WHAT YOU NEED TO DO: Omit the images, then print each record below exactly as it reads.
/---
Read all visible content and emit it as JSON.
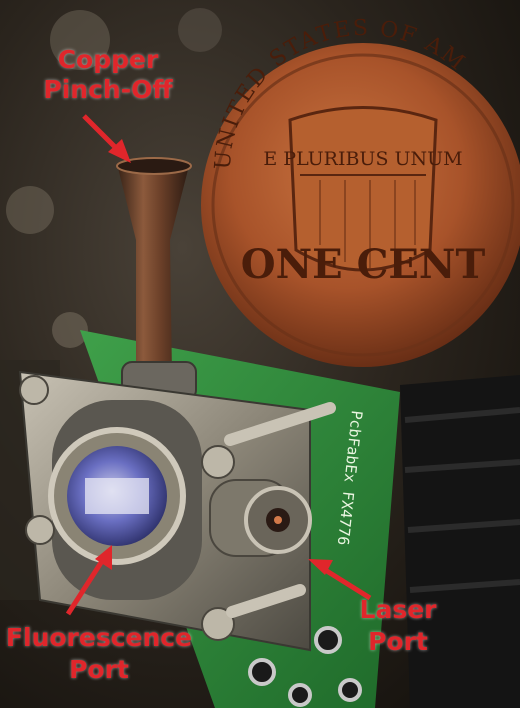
{
  "callouts": {
    "copper_pinch_off": {
      "line1": "Copper",
      "line2": "Pinch-Off"
    },
    "fluorescence_port": {
      "line1": "Fluorescence",
      "line2": "Port"
    },
    "laser_port": {
      "line1": "Laser",
      "line2": "Port"
    }
  },
  "coin": {
    "top_arc": "UNITED STATES OF AM",
    "banner": "E PLURIBUS UNUM",
    "denomination": "ONE CENT"
  },
  "pcb": {
    "silkscreen": "PcbFabEx FX4776"
  },
  "colors": {
    "callout_text": "#e0262b",
    "coin_copper": "#a8532a",
    "pcb_green": "#2f8a3a",
    "metal": "#9a9486"
  }
}
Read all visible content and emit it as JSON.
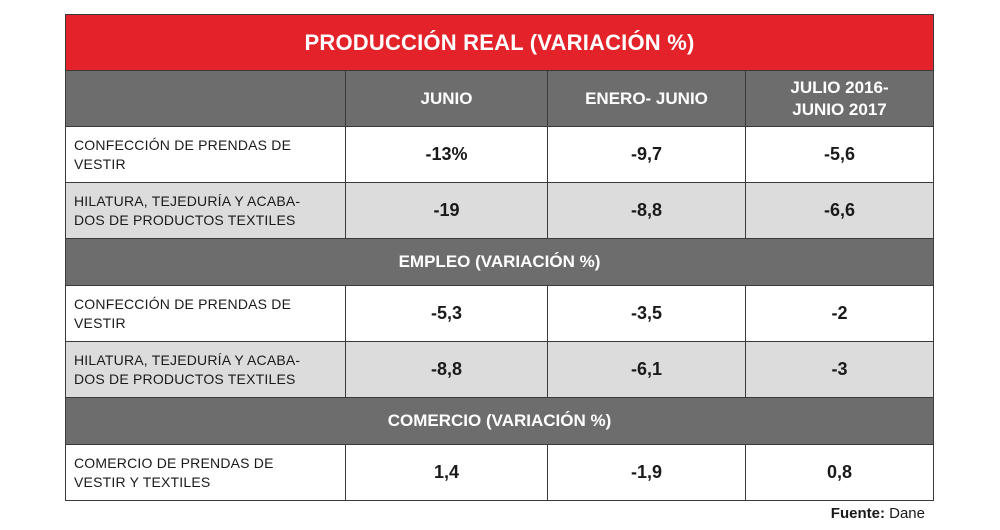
{
  "title": "PRODUCCIÓN REAL (VARIACIÓN %)",
  "columns": [
    "JUNIO",
    "ENERO- JUNIO",
    "JULIO 2016-\nJUNIO 2017"
  ],
  "columns_line1": [
    "JUNIO",
    "ENERO- JUNIO",
    "JULIO 2016-"
  ],
  "columns_line2": [
    "",
    "",
    "JUNIO 2017"
  ],
  "sections": [
    {
      "heading": "",
      "rows": [
        {
          "label_line1": "CONFECCIÓN DE PRENDAS DE VESTIR",
          "label_line2": "",
          "values": [
            "-13%",
            "-9,7",
            "-5,6"
          ]
        },
        {
          "label_line1": "HILATURA, TEJEDURÍA Y ACABA-",
          "label_line2": "DOS DE PRODUCTOS TEXTILES",
          "values": [
            "-19",
            "-8,8",
            "-6,6"
          ]
        }
      ]
    },
    {
      "heading": "EMPLEO (VARIACIÓN %)",
      "rows": [
        {
          "label_line1": "CONFECCIÓN DE PRENDAS DE VESTIR",
          "label_line2": "",
          "values": [
            "-5,3",
            "-3,5",
            "-2"
          ]
        },
        {
          "label_line1": "HILATURA, TEJEDURÍA Y ACABA-",
          "label_line2": "DOS DE PRODUCTOS TEXTILES",
          "values": [
            "-8,8",
            "-6,1",
            "-3"
          ]
        }
      ]
    },
    {
      "heading": "COMERCIO (VARIACIÓN %)",
      "rows": [
        {
          "label_line1": "COMERCIO DE PRENDAS DE",
          "label_line2": "VESTIR Y TEXTILES",
          "values": [
            "1,4",
            "-1,9",
            "0,8"
          ]
        }
      ]
    }
  ],
  "source": {
    "label": "Fuente:",
    "value": " Dane"
  },
  "colors": {
    "title_bg": "#e3222a",
    "header_bg": "#6d6d6d",
    "alt_row_bg": "#dcdcdc"
  }
}
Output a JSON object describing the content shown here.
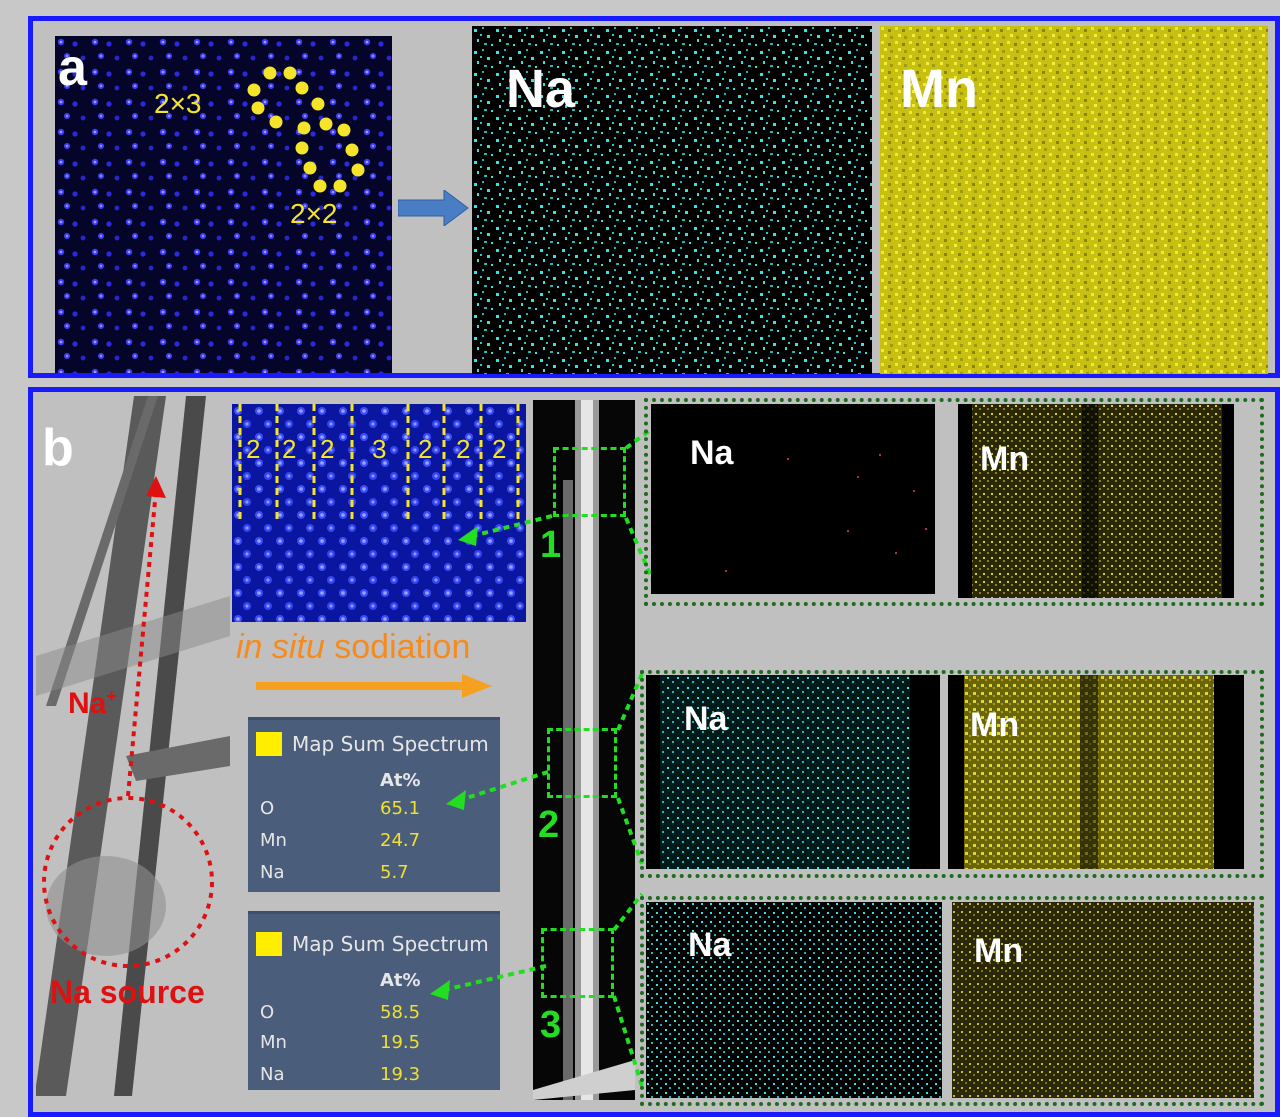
{
  "panel_a": {
    "label": "a",
    "tunnel_2x3": "2×3",
    "tunnel_2x2": "2×2",
    "map_na": "Na",
    "map_mn": "Mn"
  },
  "panel_b": {
    "label": "b",
    "tunnel_numbers": [
      "2",
      "2",
      "2",
      "3",
      "2",
      "2",
      "2"
    ],
    "process_prefix": "in situ",
    "process_suffix": " sodiation",
    "na_ion_base": "Na",
    "na_ion_sup": "+",
    "na_source": "Na source",
    "region_numbers": [
      "1",
      "2",
      "3"
    ],
    "spectra": [
      {
        "title": "Map Sum Spectrum",
        "header": "At%",
        "rows": [
          {
            "element": "O",
            "value": "65.1"
          },
          {
            "element": "Mn",
            "value": "24.7"
          },
          {
            "element": "Na",
            "value": "5.7"
          }
        ]
      },
      {
        "title": "Map Sum Spectrum",
        "header": "At%",
        "rows": [
          {
            "element": "O",
            "value": "58.5"
          },
          {
            "element": "Mn",
            "value": "19.5"
          },
          {
            "element": "Na",
            "value": "19.3"
          }
        ]
      }
    ],
    "maps": [
      {
        "na": "Na",
        "mn": "Mn"
      },
      {
        "na": "Na",
        "mn": "Mn"
      },
      {
        "na": "Na",
        "mn": "Mn"
      }
    ]
  },
  "colors": {
    "frame": "#1a1aff",
    "na_map": "#2ee6e6",
    "mn_map": "#e6e01a",
    "arrow_green": "#22dd22",
    "arrow_red": "#e01010",
    "sodiation_orange": "#f58a1f",
    "tunnel_yellow": "#f5e52a"
  }
}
\---
FINISHED TASK:
Read all visible content and emit it as JSON.
{
  "callouts": {
    "copper_pinch_off": {
      "line1": "Copper",
      "line2": "Pinch-Off"
    },
    "fluorescence_port": {
      "line1": "Fluorescence",
      "line2": "Port"
    },
    "laser_port": {
      "line1": "Laser",
      "line2": "Port"
    }
  },
  "coin": {
    "top_arc": "UNITED STATES OF AM",
    "banner": "E PLURIBUS UNUM",
    "denomination": "ONE CENT"
  },
  "pcb": {
    "silkscreen": "PcbFabEx FX4776"
  },
  "colors": {
    "callout_text": "#e0262b",
    "coin_copper": "#a8532a",
    "pcb_green": "#2f8a3a",
    "metal": "#9a9486"
  }
}
Read all visible content and emit it as JSON.
{
  "title": "PRODUCCIÓN REAL (VARIACIÓN %)",
  "columns": [
    "JUNIO",
    "ENERO- JUNIO",
    "JULIO 2016-\nJUNIO 2017"
  ],
  "columns_line1": [
    "JUNIO",
    "ENERO- JUNIO",
    "JULIO 2016-"
  ],
  "columns_line2": [
    "",
    "",
    "JUNIO 2017"
  ],
  "sections": [
    {
      "heading": "",
      "rows": [
        {
          "label_line1": "CONFECCIÓN DE PRENDAS DE VESTIR",
          "label_line2": "",
          "values": [
            "-13%",
            "-9,7",
            "-5,6"
          ]
        },
        {
          "label_line1": "HILATURA, TEJEDURÍA Y ACABA-",
          "label_line2": "DOS DE PRODUCTOS TEXTILES",
          "values": [
            "-19",
            "-8,8",
            "-6,6"
          ]
        }
      ]
    },
    {
      "heading": "EMPLEO (VARIACIÓN %)",
      "rows": [
        {
          "label_line1": "CONFECCIÓN DE PRENDAS DE VESTIR",
          "label_line2": "",
          "values": [
            "-5,3",
            "-3,5",
            "-2"
          ]
        },
        {
          "label_line1": "HILATURA, TEJEDURÍA Y ACABA-",
          "label_line2": "DOS DE PRODUCTOS TEXTILES",
          "values": [
            "-8,8",
            "-6,1",
            "-3"
          ]
        }
      ]
    },
    {
      "heading": "COMERCIO (VARIACIÓN %)",
      "rows": [
        {
          "label_line1": "COMERCIO DE PRENDAS DE",
          "label_line2": "VESTIR Y TEXTILES",
          "values": [
            "1,4",
            "-1,9",
            "0,8"
          ]
        }
      ]
    }
  ],
  "source": {
    "label": "Fuente:",
    "value": " Dane"
  },
  "colors": {
    "title_bg": "#e3222a",
    "header_bg": "#6d6d6d",
    "alt_row_bg": "#dcdcdc"
  }
}
Output a JSON object describing the content shown here.
{
  "panel_a": {
    "label": "a",
    "tunnel_2x3": "2×3",
    "tunnel_2x2": "2×2",
    "map_na": "Na",
    "map_mn": "Mn"
  },
  "panel_b": {
    "label": "b",
    "tunnel_numbers": [
      "2",
      "2",
      "2",
      "3",
      "2",
      "2",
      "2"
    ],
    "process_prefix": "in situ",
    "process_suffix": " sodiation",
    "na_ion_base": "Na",
    "na_ion_sup": "+",
    "na_source": "Na source",
    "region_numbers": [
      "1",
      "2",
      "3"
    ],
    "spectra": [
      {
        "title": "Map Sum Spectrum",
        "header": "At%",
        "rows": [
          {
            "element": "O",
            "value": "65.1"
          },
          {
            "element": "Mn",
            "value": "24.7"
          },
          {
            "element": "Na",
            "value": "5.7"
          }
        ]
      },
      {
        "title": "Map Sum Spectrum",
        "header": "At%",
        "rows": [
          {
            "element": "O",
            "value": "58.5"
          },
          {
            "element": "Mn",
            "value": "19.5"
          },
          {
            "element": "Na",
            "value": "19.3"
          }
        ]
      }
    ],
    "maps": [
      {
        "na": "Na",
        "mn": "Mn"
      },
      {
        "na": "Na",
        "mn": "Mn"
      },
      {
        "na": "Na",
        "mn": "Mn"
      }
    ]
  },
  "colors": {
    "frame": "#1a1aff",
    "na_map": "#2ee6e6",
    "mn_map": "#e6e01a",
    "arrow_green": "#22dd22",
    "arrow_red": "#e01010",
    "sodiation_orange": "#f58a1f",
    "tunnel_yellow": "#f5e52a"
  }
}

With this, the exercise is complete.